▶ **WHAT THE TASK REQUIRES**
Skip the pictures. Repeat everything else in the records word for word.

Records from a dataset:

----

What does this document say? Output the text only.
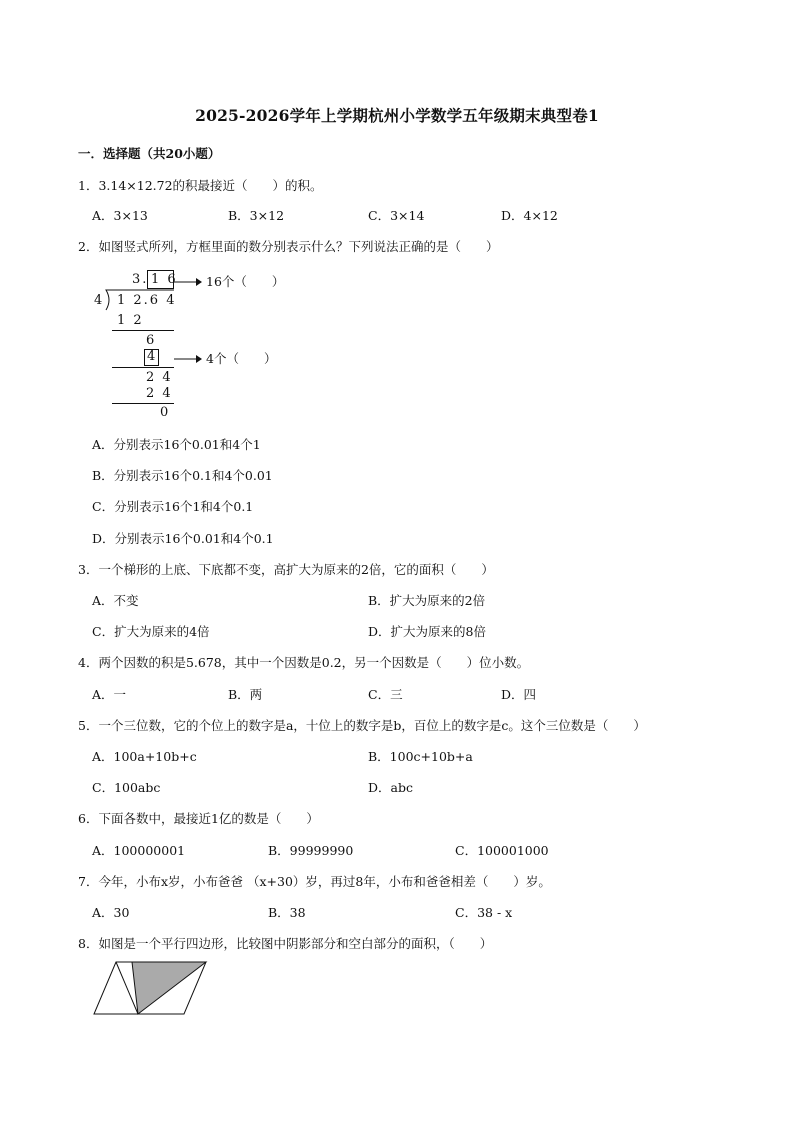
2025-2026学年上学期杭州小学数学五年级期末典型卷1
一．选择题（共20小题）
1．3.14×12.72的积最接近（　　）的积。
A．3×13	B．3×12	C．3×14	D．4×12
2．如图竖式所列，方框里面的数分别表示什么？下列说法正确的是（　　）
3. 1 6 16个（　　）
4 1 2.6 4
1 2
6
4	4个（　　）
2 4
2 4
0
A．分别表示16个0.01和4个1
B．分别表示16个0.1和4个0.01
C．分别表示16个1和4个0.1
D．分别表示16个0.01和4个0.1
3．一个梯形的上底、下底都不变，高扩大为原来的2倍，它的面积（　　）
A．不变	B．扩大为原来的2倍
C．扩大为原来的4倍	D．扩大为原来的8倍
4．两个因数的积是5.678，其中一个因数是0.2，另一个因数是（　　）位小数。
A．一	B．两	C．三	D．四
5．一个三位数，它的个位上的数字是a，十位上的数字是b，百位上的数字是c。这个三位数是（　　）
A．100a+10b+c	B．100c+10b+a
C．100abc	D．abc
6．下面各数中，最接近1亿的数是（　　）
A．100000001	B．99999990	C．100001000
7．今年，小布x岁，小布爸爸 （x+30）岁，再过8年，小布和爸爸相差（　　）岁。
A．30	B．38	C．38 - x
8．如图是一个平行四边形，比较图中阴影部分和空白部分的面积，（　　）
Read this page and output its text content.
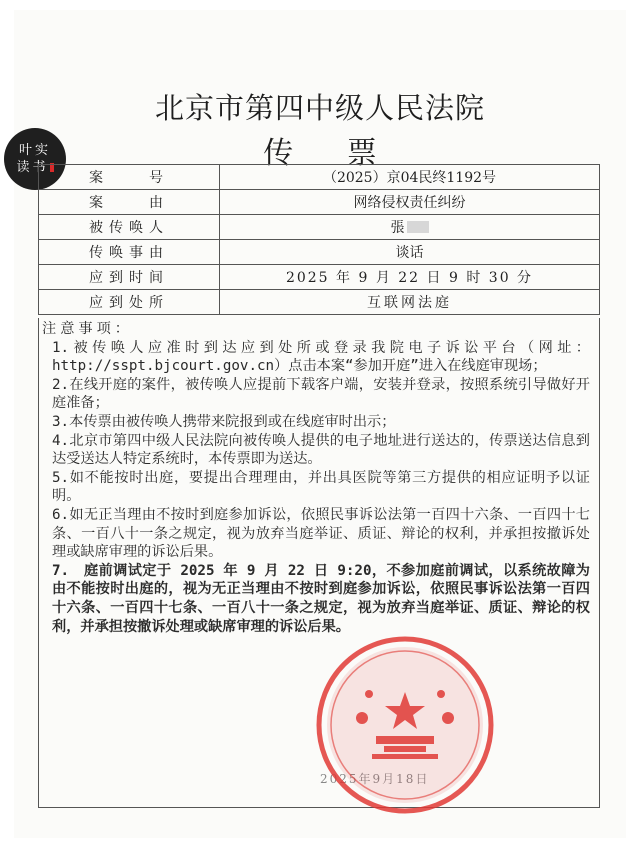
叶实
读书
北京市第四中级人民法院
传 票
案　　号	（2025）京04民终1192号
案　　由	网络侵权责任纠纷
被传唤人	張
传唤事由	谈话
应到时间	2025 年 9 月 22 日 9 时 30 分
应到处所	互联网法庭

注意事项：

1.被传唤人应准时到达应到处所或登录我院电子诉讼平台（网址：http://sspt.bjcourt.gov.cn）点击本案“参加开庭”进入在线庭审现场；

2.在线开庭的案件，被传唤人应提前下载客户端，安装并登录，按照系统引导做好开庭准备；

3.本传票由被传唤人携带来院报到或在线庭审时出示；

4.北京市第四中级人民法院向被传唤人提供的电子地址进行送达的，传票送达信息到达受送达人特定系统时，本传票即为送达。

5.如不能按时出庭，要提出合理理由，并出具医院等第三方提供的相应证明予以证明。

6.如无正当理由不按时到庭参加诉讼，依照民事诉讼法第一百四十六条、一百四十七条、一百八十一条之规定，视为放弃当庭举证、质证、辩论的权利，并承担按撤诉处理或缺席审理的诉讼后果。

7.　庭前调试定于 2025 年 9 月 22 日 9:20，不参加庭前调试，以系统故障为由不能按时出庭的，视为无正当理由不按时到庭参加诉讼，依照民事诉讼法第一百四十六条、一百四十七条、一百八十一条之规定，视为放弃当庭举证、质证、辩论的权利，并承担按撤诉处理或缺席审理的诉讼后果。

2025年9月18日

----

▶ **ANSWER TO THIS EXERCISE**
What does this document say? Output the text only.
2025-2026学年上学期杭州小学数学五年级期末典型卷1
一．选择题（共20小题）
1．3.14×12.72的积最接近（　　）的积。
A．3×13	B．3×12	C．3×14	D．4×12
2．如图竖式所列，方框里面的数分别表示什么？下列说法正确的是（　　）
3. 1 6 16个（　　）
4 1 2.6 4
1 2
6
4	4个（　　）
2 4
2 4
0
A．分别表示16个0.01和4个1
B．分别表示16个0.1和4个0.01
C．分别表示16个1和4个0.1
D．分别表示16个0.01和4个0.1
3．一个梯形的上底、下底都不变，高扩大为原来的2倍，它的面积（　　）
A．不变	B．扩大为原来的2倍
C．扩大为原来的4倍	D．扩大为原来的8倍
4．两个因数的积是5.678，其中一个因数是0.2，另一个因数是（　　）位小数。
A．一	B．两	C．三	D．四
5．一个三位数，它的个位上的数字是a，十位上的数字是b，百位上的数字是c。这个三位数是（　　）
A．100a+10b+c	B．100c+10b+a
C．100abc	D．abc
6．下面各数中，最接近1亿的数是（　　）
A．100000001	B．99999990	C．100001000
7．今年，小布x岁，小布爸爸 （x+30）岁，再过8年，小布和爸爸相差（　　）岁。
A．30	B．38	C．38 - x
8．如图是一个平行四边形，比较图中阴影部分和空白部分的面积，（　　）
Read this page and output its text content.
叶实
读书
北京市第四中级人民法院
传 票
案　　号	（2025）京04民终1192号
案　　由	网络侵权责任纠纷
被传唤人	張
传唤事由	谈话
应到时间	2025 年 9 月 22 日 9 时 30 分
应到处所	互联网法庭

注意事项：

1.被传唤人应准时到达应到处所或登录我院电子诉讼平台（网址：http://sspt.bjcourt.gov.cn）点击本案“参加开庭”进入在线庭审现场；

2.在线开庭的案件，被传唤人应提前下载客户端，安装并登录，按照系统引导做好开庭准备；

3.本传票由被传唤人携带来院报到或在线庭审时出示；

4.北京市第四中级人民法院向被传唤人提供的电子地址进行送达的，传票送达信息到达受送达人特定系统时，本传票即为送达。

5.如不能按时出庭，要提出合理理由，并出具医院等第三方提供的相应证明予以证明。

6.如无正当理由不按时到庭参加诉讼，依照民事诉讼法第一百四十六条、一百四十七条、一百八十一条之规定，视为放弃当庭举证、质证、辩论的权利，并承担按撤诉处理或缺席审理的诉讼后果。

7.　庭前调试定于 2025 年 9 月 22 日 9:20，不参加庭前调试，以系统故障为由不能按时出庭的，视为无正当理由不按时到庭参加诉讼，依照民事诉讼法第一百四十六条、一百四十七条、一百八十一条之规定，视为放弃当庭举证、质证、辩论的权利，并承担按撤诉处理或缺席审理的诉讼后果。

2025年9月18日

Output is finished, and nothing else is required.